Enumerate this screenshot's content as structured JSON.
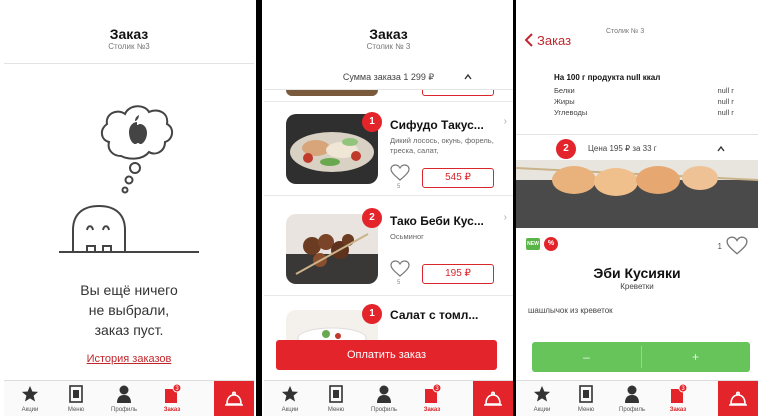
{
  "screen1": {
    "title": "Заказ",
    "subtitle": "Столик №3",
    "empty_lines": [
      "Вы ещё ничего",
      "не выбрали,",
      "заказ пуст."
    ],
    "history_link": "История заказов"
  },
  "screen2": {
    "title": "Заказ",
    "subtitle": "Столик № 3",
    "sum_label": "Сумма заказа 1 299 ₽",
    "items": [
      {
        "qty": "1",
        "name": "Сифудо Такус...",
        "desc": "Дикий лосось, окунь, форель, треска, салат,",
        "likes": "5",
        "price": "545 ₽"
      },
      {
        "qty": "2",
        "name": "Тако Беби Кус...",
        "desc": "Осьминог",
        "likes": "5",
        "price": "195 ₽"
      },
      {
        "qty": "1",
        "name": "Салат с томл..."
      }
    ],
    "pay_button": "Оплатить заказ"
  },
  "screen3": {
    "back_label": "Заказ",
    "subtitle": "Столик № 3",
    "nutrition_title": "На 100 г продукта null ккал",
    "nutrition": [
      {
        "label": "Белки",
        "value": "null г"
      },
      {
        "label": "Жиры",
        "value": "null г"
      },
      {
        "label": "Углеводы",
        "value": "null г"
      }
    ],
    "qty": "2",
    "price_line": "Цена 195 ₽ за 33 г",
    "tag_new": "NEW",
    "tag_sale": "%",
    "likes": "1",
    "dish_name": "Эби Кусияки",
    "dish_category": "Креветки",
    "dish_desc": "шашлычок из креветок",
    "minus": "–",
    "plus": "+"
  },
  "tabs": [
    {
      "label": "Акции",
      "icon": "star-icon"
    },
    {
      "label": "Меню",
      "icon": "menu-book-icon"
    },
    {
      "label": "Профиль",
      "icon": "profile-icon"
    },
    {
      "label": "Заказ",
      "icon": "order-bag-icon",
      "active": true
    }
  ],
  "tab_badge": "3",
  "colors": {
    "accent": "#e3242b",
    "green": "#66c45a"
  }
}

● **Task directions**
Your task is to reproduce all of the material exactly. The pictures stay out.

● **Output for this exercise**
Enumerate this screenshot's content as structured JSON.
{
  "screen1": {
    "title": "Заказ",
    "subtitle": "Столик №3",
    "empty_lines": [
      "Вы ещё ничего",
      "не выбрали,",
      "заказ пуст."
    ],
    "history_link": "История заказов"
  },
  "screen2": {
    "title": "Заказ",
    "subtitle": "Столик № 3",
    "sum_label": "Сумма заказа 1 299 ₽",
    "items": [
      {
        "qty": "1",
        "name": "Сифудо Такус...",
        "desc": "Дикий лосось, окунь, форель, треска, салат,",
        "likes": "5",
        "price": "545 ₽"
      },
      {
        "qty": "2",
        "name": "Тако Беби Кус...",
        "desc": "Осьминог",
        "likes": "5",
        "price": "195 ₽"
      },
      {
        "qty": "1",
        "name": "Салат с томл..."
      }
    ],
    "pay_button": "Оплатить заказ"
  },
  "screen3": {
    "back_label": "Заказ",
    "subtitle": "Столик № 3",
    "nutrition_title": "На 100 г продукта null ккал",
    "nutrition": [
      {
        "label": "Белки",
        "value": "null г"
      },
      {
        "label": "Жиры",
        "value": "null г"
      },
      {
        "label": "Углеводы",
        "value": "null г"
      }
    ],
    "qty": "2",
    "price_line": "Цена 195 ₽ за 33 г",
    "tag_new": "NEW",
    "tag_sale": "%",
    "likes": "1",
    "dish_name": "Эби Кусияки",
    "dish_category": "Креветки",
    "dish_desc": "шашлычок из креветок",
    "minus": "–",
    "plus": "+"
  },
  "tabs": [
    {
      "label": "Акции",
      "icon": "star-icon"
    },
    {
      "label": "Меню",
      "icon": "menu-book-icon"
    },
    {
      "label": "Профиль",
      "icon": "profile-icon"
    },
    {
      "label": "Заказ",
      "icon": "order-bag-icon",
      "active": true
    }
  ],
  "tab_badge": "3",
  "colors": {
    "accent": "#e3242b",
    "green": "#66c45a"
  }
}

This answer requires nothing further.